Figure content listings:

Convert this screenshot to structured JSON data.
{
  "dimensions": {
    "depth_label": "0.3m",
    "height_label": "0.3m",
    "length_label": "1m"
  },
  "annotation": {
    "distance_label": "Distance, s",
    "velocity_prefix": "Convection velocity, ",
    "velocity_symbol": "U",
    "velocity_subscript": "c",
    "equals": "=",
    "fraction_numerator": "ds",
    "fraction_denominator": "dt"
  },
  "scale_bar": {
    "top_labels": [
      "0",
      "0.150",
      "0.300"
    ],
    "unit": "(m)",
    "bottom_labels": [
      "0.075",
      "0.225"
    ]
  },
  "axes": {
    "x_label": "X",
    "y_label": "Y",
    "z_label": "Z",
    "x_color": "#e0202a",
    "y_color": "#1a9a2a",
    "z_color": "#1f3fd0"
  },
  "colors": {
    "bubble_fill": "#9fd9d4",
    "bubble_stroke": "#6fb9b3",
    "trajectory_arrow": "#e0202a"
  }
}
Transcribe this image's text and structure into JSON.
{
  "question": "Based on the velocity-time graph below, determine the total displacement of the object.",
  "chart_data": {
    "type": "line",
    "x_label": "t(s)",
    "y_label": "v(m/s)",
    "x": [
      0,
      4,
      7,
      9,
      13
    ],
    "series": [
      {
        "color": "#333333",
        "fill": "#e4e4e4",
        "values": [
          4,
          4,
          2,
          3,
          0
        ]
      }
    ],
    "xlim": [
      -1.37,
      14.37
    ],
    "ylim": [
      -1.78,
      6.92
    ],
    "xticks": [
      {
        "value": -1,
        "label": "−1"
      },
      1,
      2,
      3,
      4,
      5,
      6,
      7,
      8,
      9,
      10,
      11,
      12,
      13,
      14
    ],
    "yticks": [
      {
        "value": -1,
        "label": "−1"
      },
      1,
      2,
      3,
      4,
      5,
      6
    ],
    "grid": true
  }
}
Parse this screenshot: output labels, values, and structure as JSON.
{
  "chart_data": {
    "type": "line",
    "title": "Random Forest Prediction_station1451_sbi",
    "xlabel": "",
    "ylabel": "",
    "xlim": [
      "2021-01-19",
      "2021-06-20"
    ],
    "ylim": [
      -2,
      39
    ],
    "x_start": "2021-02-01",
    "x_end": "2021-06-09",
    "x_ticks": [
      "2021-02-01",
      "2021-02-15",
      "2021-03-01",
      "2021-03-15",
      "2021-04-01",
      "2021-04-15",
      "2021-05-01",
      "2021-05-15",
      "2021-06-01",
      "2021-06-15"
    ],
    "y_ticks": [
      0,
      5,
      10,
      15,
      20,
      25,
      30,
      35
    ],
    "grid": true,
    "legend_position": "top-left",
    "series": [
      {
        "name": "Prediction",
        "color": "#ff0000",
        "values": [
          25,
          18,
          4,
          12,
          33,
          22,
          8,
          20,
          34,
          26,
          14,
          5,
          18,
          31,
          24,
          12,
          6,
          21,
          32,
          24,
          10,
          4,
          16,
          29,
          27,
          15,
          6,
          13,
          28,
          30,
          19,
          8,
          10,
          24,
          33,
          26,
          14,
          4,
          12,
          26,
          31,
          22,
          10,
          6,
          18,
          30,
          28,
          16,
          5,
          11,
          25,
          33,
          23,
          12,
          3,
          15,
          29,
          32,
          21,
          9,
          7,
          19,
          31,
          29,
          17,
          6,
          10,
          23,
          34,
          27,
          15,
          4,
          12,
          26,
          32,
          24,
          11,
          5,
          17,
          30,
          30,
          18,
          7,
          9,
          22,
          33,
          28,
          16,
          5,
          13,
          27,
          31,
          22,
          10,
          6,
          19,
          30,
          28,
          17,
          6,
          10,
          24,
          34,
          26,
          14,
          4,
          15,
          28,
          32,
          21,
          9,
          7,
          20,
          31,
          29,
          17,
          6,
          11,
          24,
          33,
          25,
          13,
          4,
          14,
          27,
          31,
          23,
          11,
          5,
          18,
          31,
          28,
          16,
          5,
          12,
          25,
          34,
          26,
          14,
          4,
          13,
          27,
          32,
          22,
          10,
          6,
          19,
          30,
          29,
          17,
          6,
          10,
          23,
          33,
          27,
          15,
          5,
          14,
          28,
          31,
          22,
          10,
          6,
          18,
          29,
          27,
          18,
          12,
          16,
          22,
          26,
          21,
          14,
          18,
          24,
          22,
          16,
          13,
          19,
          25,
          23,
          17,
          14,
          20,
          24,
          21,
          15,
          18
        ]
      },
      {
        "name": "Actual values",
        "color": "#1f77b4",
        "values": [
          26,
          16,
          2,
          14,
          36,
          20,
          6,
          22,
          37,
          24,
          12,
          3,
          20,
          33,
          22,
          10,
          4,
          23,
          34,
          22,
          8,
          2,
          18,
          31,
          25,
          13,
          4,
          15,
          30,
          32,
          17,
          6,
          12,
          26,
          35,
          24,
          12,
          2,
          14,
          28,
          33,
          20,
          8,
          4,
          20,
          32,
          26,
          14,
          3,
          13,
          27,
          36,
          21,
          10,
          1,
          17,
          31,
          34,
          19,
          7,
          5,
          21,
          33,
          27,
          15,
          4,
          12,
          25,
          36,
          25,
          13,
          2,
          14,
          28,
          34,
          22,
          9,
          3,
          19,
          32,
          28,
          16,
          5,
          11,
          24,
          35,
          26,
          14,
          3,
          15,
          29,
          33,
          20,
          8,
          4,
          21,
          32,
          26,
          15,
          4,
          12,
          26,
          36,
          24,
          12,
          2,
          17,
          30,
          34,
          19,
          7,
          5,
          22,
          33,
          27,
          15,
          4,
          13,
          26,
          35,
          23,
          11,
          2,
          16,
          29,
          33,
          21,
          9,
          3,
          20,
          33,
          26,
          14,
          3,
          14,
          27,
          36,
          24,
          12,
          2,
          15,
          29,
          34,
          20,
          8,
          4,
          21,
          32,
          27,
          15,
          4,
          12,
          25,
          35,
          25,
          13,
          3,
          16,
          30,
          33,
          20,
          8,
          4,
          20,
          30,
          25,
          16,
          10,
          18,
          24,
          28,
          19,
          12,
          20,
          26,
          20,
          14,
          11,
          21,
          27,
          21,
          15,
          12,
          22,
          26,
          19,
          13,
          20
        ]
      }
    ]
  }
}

(WRITTEN REQUEST):
Copy all of the material word for word.

(OUTPUT OF THE TASK):
Convert this screenshot to structured JSON data.
{
  "dimensions": {
    "depth_label": "0.3m",
    "height_label": "0.3m",
    "length_label": "1m"
  },
  "annotation": {
    "distance_label": "Distance, s",
    "velocity_prefix": "Convection velocity, ",
    "velocity_symbol": "U",
    "velocity_subscript": "c",
    "equals": "=",
    "fraction_numerator": "ds",
    "fraction_denominator": "dt"
  },
  "scale_bar": {
    "top_labels": [
      "0",
      "0.150",
      "0.300"
    ],
    "unit": "(m)",
    "bottom_labels": [
      "0.075",
      "0.225"
    ]
  },
  "axes": {
    "x_label": "X",
    "y_label": "Y",
    "z_label": "Z",
    "x_color": "#e0202a",
    "y_color": "#1a9a2a",
    "z_color": "#1f3fd0"
  },
  "colors": {
    "bubble_fill": "#9fd9d4",
    "bubble_stroke": "#6fb9b3",
    "trajectory_arrow": "#e0202a"
  }
}
Transcribe this image's text and structure into JSON.
{
  "question": "Based on the velocity-time graph below, determine the total displacement of the object.",
  "chart_data": {
    "type": "line",
    "x_label": "t(s)",
    "y_label": "v(m/s)",
    "x": [
      0,
      4,
      7,
      9,
      13
    ],
    "series": [
      {
        "color": "#333333",
        "fill": "#e4e4e4",
        "values": [
          4,
          4,
          2,
          3,
          0
        ]
      }
    ],
    "xlim": [
      -1.37,
      14.37
    ],
    "ylim": [
      -1.78,
      6.92
    ],
    "xticks": [
      {
        "value": -1,
        "label": "−1"
      },
      1,
      2,
      3,
      4,
      5,
      6,
      7,
      8,
      9,
      10,
      11,
      12,
      13,
      14
    ],
    "yticks": [
      {
        "value": -1,
        "label": "−1"
      },
      1,
      2,
      3,
      4,
      5,
      6
    ],
    "grid": true
  }
}
Parse this screenshot: output labels, values, and structure as JSON.
{
  "chart_data": {
    "type": "line",
    "title": "Random Forest Prediction_station1451_sbi",
    "xlabel": "",
    "ylabel": "",
    "xlim": [
      "2021-01-19",
      "2021-06-20"
    ],
    "ylim": [
      -2,
      39
    ],
    "x_start": "2021-02-01",
    "x_end": "2021-06-09",
    "x_ticks": [
      "2021-02-01",
      "2021-02-15",
      "2021-03-01",
      "2021-03-15",
      "2021-04-01",
      "2021-04-15",
      "2021-05-01",
      "2021-05-15",
      "2021-06-01",
      "2021-06-15"
    ],
    "y_ticks": [
      0,
      5,
      10,
      15,
      20,
      25,
      30,
      35
    ],
    "grid": true,
    "legend_position": "top-left",
    "series": [
      {
        "name": "Prediction",
        "color": "#ff0000",
        "values": [
          25,
          18,
          4,
          12,
          33,
          22,
          8,
          20,
          34,
          26,
          14,
          5,
          18,
          31,
          24,
          12,
          6,
          21,
          32,
          24,
          10,
          4,
          16,
          29,
          27,
          15,
          6,
          13,
          28,
          30,
          19,
          8,
          10,
          24,
          33,
          26,
          14,
          4,
          12,
          26,
          31,
          22,
          10,
          6,
          18,
          30,
          28,
          16,
          5,
          11,
          25,
          33,
          23,
          12,
          3,
          15,
          29,
          32,
          21,
          9,
          7,
          19,
          31,
          29,
          17,
          6,
          10,
          23,
          34,
          27,
          15,
          4,
          12,
          26,
          32,
          24,
          11,
          5,
          17,
          30,
          30,
          18,
          7,
          9,
          22,
          33,
          28,
          16,
          5,
          13,
          27,
          31,
          22,
          10,
          6,
          19,
          30,
          28,
          17,
          6,
          10,
          24,
          34,
          26,
          14,
          4,
          15,
          28,
          32,
          21,
          9,
          7,
          20,
          31,
          29,
          17,
          6,
          11,
          24,
          33,
          25,
          13,
          4,
          14,
          27,
          31,
          23,
          11,
          5,
          18,
          31,
          28,
          16,
          5,
          12,
          25,
          34,
          26,
          14,
          4,
          13,
          27,
          32,
          22,
          10,
          6,
          19,
          30,
          29,
          17,
          6,
          10,
          23,
          33,
          27,
          15,
          5,
          14,
          28,
          31,
          22,
          10,
          6,
          18,
          29,
          27,
          18,
          12,
          16,
          22,
          26,
          21,
          14,
          18,
          24,
          22,
          16,
          13,
          19,
          25,
          23,
          17,
          14,
          20,
          24,
          21,
          15,
          18
        ]
      },
      {
        "name": "Actual values",
        "color": "#1f77b4",
        "values": [
          26,
          16,
          2,
          14,
          36,
          20,
          6,
          22,
          37,
          24,
          12,
          3,
          20,
          33,
          22,
          10,
          4,
          23,
          34,
          22,
          8,
          2,
          18,
          31,
          25,
          13,
          4,
          15,
          30,
          32,
          17,
          6,
          12,
          26,
          35,
          24,
          12,
          2,
          14,
          28,
          33,
          20,
          8,
          4,
          20,
          32,
          26,
          14,
          3,
          13,
          27,
          36,
          21,
          10,
          1,
          17,
          31,
          34,
          19,
          7,
          5,
          21,
          33,
          27,
          15,
          4,
          12,
          25,
          36,
          25,
          13,
          2,
          14,
          28,
          34,
          22,
          9,
          3,
          19,
          32,
          28,
          16,
          5,
          11,
          24,
          35,
          26,
          14,
          3,
          15,
          29,
          33,
          20,
          8,
          4,
          21,
          32,
          26,
          15,
          4,
          12,
          26,
          36,
          24,
          12,
          2,
          17,
          30,
          34,
          19,
          7,
          5,
          22,
          33,
          27,
          15,
          4,
          13,
          26,
          35,
          23,
          11,
          2,
          16,
          29,
          33,
          21,
          9,
          3,
          20,
          33,
          26,
          14,
          3,
          14,
          27,
          36,
          24,
          12,
          2,
          15,
          29,
          34,
          20,
          8,
          4,
          21,
          32,
          27,
          15,
          4,
          12,
          25,
          35,
          25,
          13,
          3,
          16,
          30,
          33,
          20,
          8,
          4,
          20,
          30,
          25,
          16,
          10,
          18,
          24,
          28,
          19,
          12,
          20,
          26,
          20,
          14,
          11,
          21,
          27,
          21,
          15,
          12,
          22,
          26,
          19,
          13,
          20
        ]
      }
    ]
  }
}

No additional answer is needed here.